WHAT IS NEEDED: Lines with the word "interactable" are the ones wanted. Copy each of them from the entries below.

━━━ RECORDS TO PROCESS

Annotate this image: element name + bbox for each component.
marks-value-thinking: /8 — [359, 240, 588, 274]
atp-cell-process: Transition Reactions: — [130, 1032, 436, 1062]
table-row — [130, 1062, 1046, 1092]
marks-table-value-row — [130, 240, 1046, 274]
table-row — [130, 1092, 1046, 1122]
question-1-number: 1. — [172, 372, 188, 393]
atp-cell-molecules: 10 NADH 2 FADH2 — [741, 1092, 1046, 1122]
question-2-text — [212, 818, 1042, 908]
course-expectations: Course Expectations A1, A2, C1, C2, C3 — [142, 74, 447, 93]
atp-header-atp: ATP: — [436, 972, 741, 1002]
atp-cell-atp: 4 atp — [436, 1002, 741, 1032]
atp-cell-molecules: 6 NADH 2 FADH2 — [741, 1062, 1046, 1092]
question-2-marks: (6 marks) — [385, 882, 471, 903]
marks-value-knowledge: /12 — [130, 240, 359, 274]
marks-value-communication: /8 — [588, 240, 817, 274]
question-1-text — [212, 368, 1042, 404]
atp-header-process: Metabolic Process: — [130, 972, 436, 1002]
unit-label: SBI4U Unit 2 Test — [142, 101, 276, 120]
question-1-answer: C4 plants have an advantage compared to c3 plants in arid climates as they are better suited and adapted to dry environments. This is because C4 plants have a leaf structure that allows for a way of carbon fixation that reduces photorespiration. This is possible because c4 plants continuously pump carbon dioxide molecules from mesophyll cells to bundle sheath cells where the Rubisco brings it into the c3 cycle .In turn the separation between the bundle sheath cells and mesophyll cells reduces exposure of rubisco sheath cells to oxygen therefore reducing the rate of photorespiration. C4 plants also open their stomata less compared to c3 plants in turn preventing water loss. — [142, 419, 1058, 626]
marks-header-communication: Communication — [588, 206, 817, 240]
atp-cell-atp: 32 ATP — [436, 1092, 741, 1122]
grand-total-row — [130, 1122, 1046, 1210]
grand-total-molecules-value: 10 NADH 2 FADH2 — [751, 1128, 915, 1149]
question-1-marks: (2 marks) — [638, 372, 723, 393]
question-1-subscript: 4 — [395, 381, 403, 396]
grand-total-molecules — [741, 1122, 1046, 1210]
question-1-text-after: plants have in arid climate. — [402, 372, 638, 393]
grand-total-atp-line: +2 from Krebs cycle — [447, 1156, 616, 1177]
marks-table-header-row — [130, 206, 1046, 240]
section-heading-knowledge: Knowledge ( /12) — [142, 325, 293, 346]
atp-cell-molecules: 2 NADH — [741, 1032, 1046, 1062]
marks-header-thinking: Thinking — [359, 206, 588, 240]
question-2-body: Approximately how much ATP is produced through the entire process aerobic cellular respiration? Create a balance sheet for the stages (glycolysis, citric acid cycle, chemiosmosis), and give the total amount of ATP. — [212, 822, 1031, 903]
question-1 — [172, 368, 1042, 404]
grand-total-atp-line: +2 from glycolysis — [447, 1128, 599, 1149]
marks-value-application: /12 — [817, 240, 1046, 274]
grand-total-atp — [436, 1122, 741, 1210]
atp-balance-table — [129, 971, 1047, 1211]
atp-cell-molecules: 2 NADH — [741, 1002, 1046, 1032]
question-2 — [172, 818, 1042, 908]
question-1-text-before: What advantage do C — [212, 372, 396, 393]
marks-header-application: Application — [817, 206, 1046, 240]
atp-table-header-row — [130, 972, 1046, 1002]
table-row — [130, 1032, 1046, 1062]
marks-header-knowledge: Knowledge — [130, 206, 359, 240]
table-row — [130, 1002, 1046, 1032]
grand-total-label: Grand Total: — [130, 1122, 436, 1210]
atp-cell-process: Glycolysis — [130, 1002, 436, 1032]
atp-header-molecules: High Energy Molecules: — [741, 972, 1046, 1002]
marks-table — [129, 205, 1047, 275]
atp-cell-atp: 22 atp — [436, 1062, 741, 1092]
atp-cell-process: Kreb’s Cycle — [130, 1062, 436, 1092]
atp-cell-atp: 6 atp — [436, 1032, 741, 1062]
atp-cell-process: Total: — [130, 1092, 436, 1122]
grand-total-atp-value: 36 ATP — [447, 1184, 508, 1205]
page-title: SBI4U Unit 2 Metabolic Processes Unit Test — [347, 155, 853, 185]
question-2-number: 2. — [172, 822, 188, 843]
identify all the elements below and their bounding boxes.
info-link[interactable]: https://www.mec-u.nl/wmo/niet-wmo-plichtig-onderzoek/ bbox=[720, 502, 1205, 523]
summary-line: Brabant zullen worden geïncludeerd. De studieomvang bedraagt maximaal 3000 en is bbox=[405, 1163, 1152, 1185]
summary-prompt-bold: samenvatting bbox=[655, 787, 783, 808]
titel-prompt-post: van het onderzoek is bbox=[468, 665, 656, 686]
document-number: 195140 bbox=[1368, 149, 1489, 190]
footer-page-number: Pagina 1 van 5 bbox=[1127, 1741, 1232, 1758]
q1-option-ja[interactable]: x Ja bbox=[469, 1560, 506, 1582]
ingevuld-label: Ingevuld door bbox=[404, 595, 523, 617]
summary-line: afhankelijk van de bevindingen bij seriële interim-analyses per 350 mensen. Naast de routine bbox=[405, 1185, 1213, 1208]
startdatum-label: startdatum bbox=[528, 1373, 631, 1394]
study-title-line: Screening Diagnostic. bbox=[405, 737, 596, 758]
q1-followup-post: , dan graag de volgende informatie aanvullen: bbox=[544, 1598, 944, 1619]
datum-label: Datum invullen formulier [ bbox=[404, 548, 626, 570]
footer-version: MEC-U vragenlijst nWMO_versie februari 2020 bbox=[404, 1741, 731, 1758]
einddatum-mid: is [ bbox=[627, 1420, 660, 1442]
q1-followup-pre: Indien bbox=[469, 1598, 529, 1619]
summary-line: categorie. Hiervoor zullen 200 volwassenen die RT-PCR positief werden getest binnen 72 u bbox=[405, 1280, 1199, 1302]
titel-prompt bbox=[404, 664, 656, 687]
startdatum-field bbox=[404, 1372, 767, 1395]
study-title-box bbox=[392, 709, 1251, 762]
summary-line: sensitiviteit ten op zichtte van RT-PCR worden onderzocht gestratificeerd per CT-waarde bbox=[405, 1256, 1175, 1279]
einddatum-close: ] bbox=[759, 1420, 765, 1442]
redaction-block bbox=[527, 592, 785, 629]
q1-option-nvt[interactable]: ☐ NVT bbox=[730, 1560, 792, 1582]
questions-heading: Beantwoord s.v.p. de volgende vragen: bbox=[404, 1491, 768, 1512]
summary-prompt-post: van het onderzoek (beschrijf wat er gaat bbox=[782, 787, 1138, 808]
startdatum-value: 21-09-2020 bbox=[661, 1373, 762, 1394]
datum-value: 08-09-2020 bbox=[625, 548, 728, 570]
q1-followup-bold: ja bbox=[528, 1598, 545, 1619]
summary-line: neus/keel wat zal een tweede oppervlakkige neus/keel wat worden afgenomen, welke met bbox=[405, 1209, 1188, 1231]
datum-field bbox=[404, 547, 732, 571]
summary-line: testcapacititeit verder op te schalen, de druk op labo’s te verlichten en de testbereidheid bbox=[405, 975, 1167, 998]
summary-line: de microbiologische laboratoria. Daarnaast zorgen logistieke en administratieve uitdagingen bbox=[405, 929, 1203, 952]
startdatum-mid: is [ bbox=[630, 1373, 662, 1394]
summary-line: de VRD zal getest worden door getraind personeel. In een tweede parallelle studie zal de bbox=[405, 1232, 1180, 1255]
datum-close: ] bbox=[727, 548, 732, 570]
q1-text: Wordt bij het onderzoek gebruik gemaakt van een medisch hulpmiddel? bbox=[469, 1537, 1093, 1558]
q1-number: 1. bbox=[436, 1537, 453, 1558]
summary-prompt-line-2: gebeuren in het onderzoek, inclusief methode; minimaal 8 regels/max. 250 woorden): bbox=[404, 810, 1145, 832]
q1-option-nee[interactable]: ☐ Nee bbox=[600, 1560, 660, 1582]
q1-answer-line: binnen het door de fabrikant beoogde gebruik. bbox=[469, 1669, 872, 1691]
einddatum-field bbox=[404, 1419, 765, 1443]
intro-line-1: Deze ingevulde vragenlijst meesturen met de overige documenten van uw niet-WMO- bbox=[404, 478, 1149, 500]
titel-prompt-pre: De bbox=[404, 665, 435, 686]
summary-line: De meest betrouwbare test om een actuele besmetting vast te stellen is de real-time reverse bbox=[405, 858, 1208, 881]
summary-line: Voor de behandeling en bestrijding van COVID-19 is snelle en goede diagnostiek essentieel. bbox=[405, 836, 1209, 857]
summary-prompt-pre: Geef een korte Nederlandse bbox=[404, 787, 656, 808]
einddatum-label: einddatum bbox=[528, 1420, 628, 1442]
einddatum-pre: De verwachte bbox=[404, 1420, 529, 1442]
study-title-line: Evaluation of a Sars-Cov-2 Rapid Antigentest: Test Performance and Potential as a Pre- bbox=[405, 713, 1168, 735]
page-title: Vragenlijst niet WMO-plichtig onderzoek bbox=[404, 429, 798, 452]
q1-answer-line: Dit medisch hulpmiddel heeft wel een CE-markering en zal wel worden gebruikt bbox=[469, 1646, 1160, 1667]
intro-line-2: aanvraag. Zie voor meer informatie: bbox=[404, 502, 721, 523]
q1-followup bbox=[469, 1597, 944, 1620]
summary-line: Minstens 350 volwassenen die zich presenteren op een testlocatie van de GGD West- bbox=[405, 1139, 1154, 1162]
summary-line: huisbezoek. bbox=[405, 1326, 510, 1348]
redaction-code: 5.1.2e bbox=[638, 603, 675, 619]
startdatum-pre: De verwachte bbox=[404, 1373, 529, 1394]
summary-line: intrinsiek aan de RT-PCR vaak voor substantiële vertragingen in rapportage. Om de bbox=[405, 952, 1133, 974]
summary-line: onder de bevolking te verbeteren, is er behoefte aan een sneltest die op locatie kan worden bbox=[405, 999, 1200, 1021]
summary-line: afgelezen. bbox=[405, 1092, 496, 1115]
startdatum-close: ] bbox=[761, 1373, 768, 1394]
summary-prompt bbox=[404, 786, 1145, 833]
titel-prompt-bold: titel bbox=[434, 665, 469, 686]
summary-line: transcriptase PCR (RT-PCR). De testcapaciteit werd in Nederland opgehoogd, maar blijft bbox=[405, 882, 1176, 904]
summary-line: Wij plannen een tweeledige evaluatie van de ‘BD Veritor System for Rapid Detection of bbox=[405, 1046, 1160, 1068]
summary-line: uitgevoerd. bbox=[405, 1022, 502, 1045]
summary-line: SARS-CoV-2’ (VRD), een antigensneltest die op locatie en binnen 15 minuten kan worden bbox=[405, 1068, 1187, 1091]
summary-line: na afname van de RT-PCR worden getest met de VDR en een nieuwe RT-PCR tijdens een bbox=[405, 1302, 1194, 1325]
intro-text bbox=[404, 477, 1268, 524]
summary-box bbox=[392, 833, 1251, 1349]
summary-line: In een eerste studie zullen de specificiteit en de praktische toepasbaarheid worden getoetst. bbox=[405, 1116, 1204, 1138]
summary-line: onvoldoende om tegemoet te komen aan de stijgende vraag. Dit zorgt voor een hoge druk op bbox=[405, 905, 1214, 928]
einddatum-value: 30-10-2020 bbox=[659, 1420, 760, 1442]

━━━━━━

EXERCISE RESPONSE:
info-link[interactable]: https://www.mec-u.nl/wmo/niet-wmo-plichtig-onderzoek/ bbox=[720, 502, 1205, 523]
q1-option-ja[interactable]: x Ja bbox=[469, 1560, 506, 1582]
q1-option-nvt[interactable]: ☐ NVT bbox=[730, 1560, 792, 1582]
q1-option-nee[interactable]: ☐ Nee bbox=[600, 1560, 660, 1582]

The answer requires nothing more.